WORK REQUIRED:
Copy every record exactly, and keep the pictures out.

-- START --

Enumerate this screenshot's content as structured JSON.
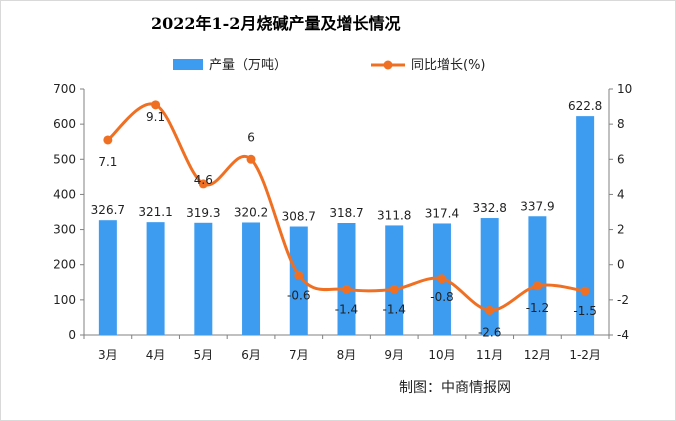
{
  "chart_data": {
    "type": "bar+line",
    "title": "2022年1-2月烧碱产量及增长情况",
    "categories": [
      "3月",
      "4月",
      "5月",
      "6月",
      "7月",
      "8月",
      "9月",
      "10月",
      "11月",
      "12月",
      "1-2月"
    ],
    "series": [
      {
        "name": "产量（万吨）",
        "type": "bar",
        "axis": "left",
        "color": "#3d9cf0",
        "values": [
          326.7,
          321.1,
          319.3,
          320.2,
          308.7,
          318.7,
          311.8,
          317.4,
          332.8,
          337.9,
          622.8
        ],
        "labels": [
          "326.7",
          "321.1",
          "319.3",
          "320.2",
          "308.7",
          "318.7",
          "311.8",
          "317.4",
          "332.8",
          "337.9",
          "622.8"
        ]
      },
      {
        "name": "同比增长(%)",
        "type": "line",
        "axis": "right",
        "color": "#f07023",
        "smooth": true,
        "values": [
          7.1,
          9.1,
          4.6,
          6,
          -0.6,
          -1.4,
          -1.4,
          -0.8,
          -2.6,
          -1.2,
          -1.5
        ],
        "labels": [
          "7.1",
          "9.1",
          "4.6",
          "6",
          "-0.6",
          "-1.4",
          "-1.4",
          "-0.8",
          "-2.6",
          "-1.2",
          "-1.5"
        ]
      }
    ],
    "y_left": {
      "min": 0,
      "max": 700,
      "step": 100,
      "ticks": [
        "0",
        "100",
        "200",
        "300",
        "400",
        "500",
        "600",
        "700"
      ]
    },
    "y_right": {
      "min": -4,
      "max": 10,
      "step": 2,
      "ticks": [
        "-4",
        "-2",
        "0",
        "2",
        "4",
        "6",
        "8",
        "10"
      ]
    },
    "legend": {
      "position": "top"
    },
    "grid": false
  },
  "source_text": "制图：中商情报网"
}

-- END --

SOLVED PROBLEM:
Enumerate this screenshot's content as structured JSON.
{
  "chart_data": {
    "type": "bar+line",
    "title": "2022年1-2月烧碱产量及增长情况",
    "categories": [
      "3月",
      "4月",
      "5月",
      "6月",
      "7月",
      "8月",
      "9月",
      "10月",
      "11月",
      "12月",
      "1-2月"
    ],
    "series": [
      {
        "name": "产量（万吨）",
        "type": "bar",
        "axis": "left",
        "color": "#3d9cf0",
        "values": [
          326.7,
          321.1,
          319.3,
          320.2,
          308.7,
          318.7,
          311.8,
          317.4,
          332.8,
          337.9,
          622.8
        ],
        "labels": [
          "326.7",
          "321.1",
          "319.3",
          "320.2",
          "308.7",
          "318.7",
          "311.8",
          "317.4",
          "332.8",
          "337.9",
          "622.8"
        ]
      },
      {
        "name": "同比增长(%)",
        "type": "line",
        "axis": "right",
        "color": "#f07023",
        "smooth": true,
        "values": [
          7.1,
          9.1,
          4.6,
          6,
          -0.6,
          -1.4,
          -1.4,
          -0.8,
          -2.6,
          -1.2,
          -1.5
        ],
        "labels": [
          "7.1",
          "9.1",
          "4.6",
          "6",
          "-0.6",
          "-1.4",
          "-1.4",
          "-0.8",
          "-2.6",
          "-1.2",
          "-1.5"
        ]
      }
    ],
    "y_left": {
      "min": 0,
      "max": 700,
      "step": 100,
      "ticks": [
        "0",
        "100",
        "200",
        "300",
        "400",
        "500",
        "600",
        "700"
      ]
    },
    "y_right": {
      "min": -4,
      "max": 10,
      "step": 2,
      "ticks": [
        "-4",
        "-2",
        "0",
        "2",
        "4",
        "6",
        "8",
        "10"
      ]
    },
    "legend": {
      "position": "top"
    },
    "grid": false
  },
  "source_text": "制图：中商情报网"
}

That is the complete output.